TASK TO CARRY OUT>
Wherever the word "color" shows up in a line, please copy that line.

—————

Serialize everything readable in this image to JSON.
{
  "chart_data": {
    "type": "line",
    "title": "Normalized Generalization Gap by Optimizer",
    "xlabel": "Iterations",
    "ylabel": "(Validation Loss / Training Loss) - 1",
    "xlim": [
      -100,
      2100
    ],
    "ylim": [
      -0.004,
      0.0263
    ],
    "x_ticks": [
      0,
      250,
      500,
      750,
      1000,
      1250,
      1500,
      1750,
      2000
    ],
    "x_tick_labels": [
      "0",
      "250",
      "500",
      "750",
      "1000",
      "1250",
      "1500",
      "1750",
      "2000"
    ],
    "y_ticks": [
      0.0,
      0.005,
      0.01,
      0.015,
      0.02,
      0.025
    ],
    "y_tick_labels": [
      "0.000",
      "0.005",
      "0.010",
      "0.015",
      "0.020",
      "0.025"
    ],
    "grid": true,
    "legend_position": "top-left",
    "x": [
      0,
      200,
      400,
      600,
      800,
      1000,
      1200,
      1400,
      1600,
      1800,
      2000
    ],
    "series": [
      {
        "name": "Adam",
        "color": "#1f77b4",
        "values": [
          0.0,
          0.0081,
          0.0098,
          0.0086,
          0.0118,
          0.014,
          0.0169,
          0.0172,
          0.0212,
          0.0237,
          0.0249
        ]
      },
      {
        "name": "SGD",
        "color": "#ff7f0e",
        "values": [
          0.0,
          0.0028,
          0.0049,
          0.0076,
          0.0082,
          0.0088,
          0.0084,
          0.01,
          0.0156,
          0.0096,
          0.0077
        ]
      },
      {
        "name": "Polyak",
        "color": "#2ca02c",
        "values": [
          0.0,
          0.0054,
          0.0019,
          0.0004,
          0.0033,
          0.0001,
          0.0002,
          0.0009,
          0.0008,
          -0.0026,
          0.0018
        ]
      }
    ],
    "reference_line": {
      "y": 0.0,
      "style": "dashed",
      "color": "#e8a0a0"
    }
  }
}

—————

CORRECT ANSWER>
        "color": "#1f77b4",
        "color": "#ff7f0e",
        "color": "#2ca02c",
      "color": "#e8a0a0"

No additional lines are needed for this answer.